Por outro lado, o combate ao preconceito não caminha na mesma velocidade que a evolução do tratamento da doença. Apesar de, há duas décadas, a hanseníase ser “uma doença que pode, e deve, ser tratada ambulatoriamente, como qualquer outra doença”, lembra a dermatologista do Hospital Eduardo de Menezes, da Rede Fhemig, Sandra Lyon, o preconceito não foi totalmente superado. A médica relata um caso ocorrido há um ano, quando um paciente em tratamento no HEM, teve sua casa queimada em razão da comunidade onde ele residia ter “descoberto” a sua situação de saúde. Um relato como esse constitui exceção, mas é preocupante, uma vez que reações sociais dessa natureza eram observadas na Idade Média.
Segundo a assistente social do HEM, Luciana Paione de Carvalho, em pleno século XXI, a hanseníase ainda gera estigma social e o paciente acometido por ela é vítima de um preconceito considerável. Isso tem como consequência a negação da doença por parte do paciente, o que irá acarretar a sua não adesão ao tratamento, tornando-o sujeito a sequelas e a um quadro emocional de agressividade.
Além disso, o preconceito gera segregação, redução da chance de vida do doente, perdas de ordem psíquica, física e social, além de conflitos na esfera familiar e profissional. Portanto, a hanseníase deve ser encarada como uma doença social, uma vez que não somente a pessoa acometida demanda tratamento, mas também a sociedade dado os malefícios que o desconhecimento sobre a enfermidade pode acarretar.

• Sua tarefa
De acordo com o texto sobre hanseníase, o que aconteceu há um ano com um paciente em tratamento no HEM?

• Dados fornecidos
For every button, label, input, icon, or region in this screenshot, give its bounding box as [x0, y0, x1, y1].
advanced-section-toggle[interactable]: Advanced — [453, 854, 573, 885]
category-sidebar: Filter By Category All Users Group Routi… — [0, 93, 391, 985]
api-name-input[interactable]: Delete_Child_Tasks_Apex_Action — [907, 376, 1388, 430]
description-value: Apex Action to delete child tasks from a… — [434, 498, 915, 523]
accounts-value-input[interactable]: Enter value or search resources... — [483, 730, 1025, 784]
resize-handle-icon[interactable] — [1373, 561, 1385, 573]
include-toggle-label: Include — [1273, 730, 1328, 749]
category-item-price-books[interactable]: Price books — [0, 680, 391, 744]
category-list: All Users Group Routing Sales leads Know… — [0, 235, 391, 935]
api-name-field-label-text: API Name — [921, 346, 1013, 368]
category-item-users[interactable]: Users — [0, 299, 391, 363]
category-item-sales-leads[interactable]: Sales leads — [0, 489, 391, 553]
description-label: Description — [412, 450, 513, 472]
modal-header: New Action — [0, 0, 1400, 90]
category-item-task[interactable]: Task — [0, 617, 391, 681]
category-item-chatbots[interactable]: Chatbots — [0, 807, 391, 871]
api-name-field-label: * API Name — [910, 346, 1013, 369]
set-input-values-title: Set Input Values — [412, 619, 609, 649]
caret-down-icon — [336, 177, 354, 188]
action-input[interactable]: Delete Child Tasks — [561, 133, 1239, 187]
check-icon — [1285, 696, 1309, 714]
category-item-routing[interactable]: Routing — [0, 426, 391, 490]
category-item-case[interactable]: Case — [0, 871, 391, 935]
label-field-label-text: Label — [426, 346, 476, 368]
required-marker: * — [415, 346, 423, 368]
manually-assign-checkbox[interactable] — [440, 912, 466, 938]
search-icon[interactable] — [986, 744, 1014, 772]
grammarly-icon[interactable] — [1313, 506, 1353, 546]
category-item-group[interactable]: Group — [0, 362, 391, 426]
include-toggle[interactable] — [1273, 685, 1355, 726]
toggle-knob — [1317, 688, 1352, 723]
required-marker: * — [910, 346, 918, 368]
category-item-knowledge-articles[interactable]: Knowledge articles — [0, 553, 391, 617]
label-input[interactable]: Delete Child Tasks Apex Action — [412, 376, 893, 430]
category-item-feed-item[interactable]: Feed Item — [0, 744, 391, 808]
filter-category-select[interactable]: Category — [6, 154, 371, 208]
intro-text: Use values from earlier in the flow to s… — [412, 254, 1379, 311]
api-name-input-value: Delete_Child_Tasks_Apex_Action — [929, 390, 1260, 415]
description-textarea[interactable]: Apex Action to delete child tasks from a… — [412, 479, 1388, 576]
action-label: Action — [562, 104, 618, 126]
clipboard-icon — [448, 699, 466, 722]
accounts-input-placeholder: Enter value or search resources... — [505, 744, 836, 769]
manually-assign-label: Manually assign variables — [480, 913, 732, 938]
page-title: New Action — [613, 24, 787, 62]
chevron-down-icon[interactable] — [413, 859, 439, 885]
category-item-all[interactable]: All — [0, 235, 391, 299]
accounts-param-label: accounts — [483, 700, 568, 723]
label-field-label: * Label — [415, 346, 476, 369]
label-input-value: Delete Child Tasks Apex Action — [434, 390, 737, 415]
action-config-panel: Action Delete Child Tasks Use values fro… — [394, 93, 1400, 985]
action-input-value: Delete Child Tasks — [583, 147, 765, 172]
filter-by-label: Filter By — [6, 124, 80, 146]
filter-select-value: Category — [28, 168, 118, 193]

• Solução da tarefa
A casa dele foi queimada porque a comunidade onde ele morava "descobriu" a sua situação de saúde.